— start —

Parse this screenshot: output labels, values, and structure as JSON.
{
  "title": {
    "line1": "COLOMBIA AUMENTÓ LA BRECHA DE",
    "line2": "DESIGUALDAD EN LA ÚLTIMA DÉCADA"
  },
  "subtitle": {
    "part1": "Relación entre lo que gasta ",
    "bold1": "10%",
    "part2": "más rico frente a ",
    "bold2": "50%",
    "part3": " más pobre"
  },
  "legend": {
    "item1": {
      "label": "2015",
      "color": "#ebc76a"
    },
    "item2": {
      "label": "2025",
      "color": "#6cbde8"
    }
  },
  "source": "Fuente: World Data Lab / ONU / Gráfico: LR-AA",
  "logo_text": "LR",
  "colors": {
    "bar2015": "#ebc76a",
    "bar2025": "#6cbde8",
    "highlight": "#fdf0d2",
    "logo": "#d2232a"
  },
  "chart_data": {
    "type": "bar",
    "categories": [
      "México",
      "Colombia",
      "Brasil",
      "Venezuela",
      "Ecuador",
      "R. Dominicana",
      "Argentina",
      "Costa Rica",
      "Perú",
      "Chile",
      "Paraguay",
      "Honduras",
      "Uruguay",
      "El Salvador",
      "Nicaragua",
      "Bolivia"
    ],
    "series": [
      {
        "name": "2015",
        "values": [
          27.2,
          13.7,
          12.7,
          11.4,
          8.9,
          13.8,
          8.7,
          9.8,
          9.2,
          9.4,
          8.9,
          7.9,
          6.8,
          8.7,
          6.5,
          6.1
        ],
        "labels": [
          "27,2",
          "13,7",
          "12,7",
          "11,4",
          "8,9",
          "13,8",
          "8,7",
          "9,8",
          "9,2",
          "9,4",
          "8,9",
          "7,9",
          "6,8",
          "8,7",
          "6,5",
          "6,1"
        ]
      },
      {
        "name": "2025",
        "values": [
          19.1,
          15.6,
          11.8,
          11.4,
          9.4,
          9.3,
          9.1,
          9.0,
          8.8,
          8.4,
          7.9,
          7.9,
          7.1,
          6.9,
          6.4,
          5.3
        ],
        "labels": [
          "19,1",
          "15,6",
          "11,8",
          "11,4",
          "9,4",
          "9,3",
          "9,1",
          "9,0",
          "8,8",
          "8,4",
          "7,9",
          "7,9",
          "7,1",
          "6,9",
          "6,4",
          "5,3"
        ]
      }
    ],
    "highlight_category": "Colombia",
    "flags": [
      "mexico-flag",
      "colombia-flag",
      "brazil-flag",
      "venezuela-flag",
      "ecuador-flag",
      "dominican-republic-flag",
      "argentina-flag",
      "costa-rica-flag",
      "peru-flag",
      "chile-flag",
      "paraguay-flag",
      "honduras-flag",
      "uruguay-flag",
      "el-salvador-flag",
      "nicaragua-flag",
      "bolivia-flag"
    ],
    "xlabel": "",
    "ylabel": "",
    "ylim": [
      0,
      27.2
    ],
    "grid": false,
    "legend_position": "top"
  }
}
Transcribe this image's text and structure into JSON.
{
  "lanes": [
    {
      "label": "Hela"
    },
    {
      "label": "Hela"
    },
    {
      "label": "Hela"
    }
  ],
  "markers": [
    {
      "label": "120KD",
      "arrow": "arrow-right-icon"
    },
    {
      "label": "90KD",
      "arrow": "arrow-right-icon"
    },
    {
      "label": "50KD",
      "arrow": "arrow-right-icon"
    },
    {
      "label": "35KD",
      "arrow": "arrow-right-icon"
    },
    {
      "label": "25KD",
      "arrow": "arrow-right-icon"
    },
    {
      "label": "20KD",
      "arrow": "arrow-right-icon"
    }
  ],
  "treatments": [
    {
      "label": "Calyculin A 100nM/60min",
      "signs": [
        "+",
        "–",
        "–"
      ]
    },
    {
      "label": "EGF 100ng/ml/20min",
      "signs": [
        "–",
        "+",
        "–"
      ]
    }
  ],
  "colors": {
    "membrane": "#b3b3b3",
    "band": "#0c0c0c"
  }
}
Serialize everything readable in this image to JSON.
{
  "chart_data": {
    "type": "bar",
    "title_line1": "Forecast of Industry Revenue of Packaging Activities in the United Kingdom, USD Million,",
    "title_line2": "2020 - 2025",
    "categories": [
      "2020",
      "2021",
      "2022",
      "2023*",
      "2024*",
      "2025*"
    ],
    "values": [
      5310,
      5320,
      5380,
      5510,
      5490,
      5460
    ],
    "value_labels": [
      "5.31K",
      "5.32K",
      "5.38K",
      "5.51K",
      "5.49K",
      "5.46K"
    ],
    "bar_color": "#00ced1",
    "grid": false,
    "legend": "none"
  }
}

— end —

Using the entries above, find all lines with "structure". Copy them.

- _Full output_:
Parse this screenshot: output labels, values, and structure as JSON.
Transcribe this image's text and structure into JSON.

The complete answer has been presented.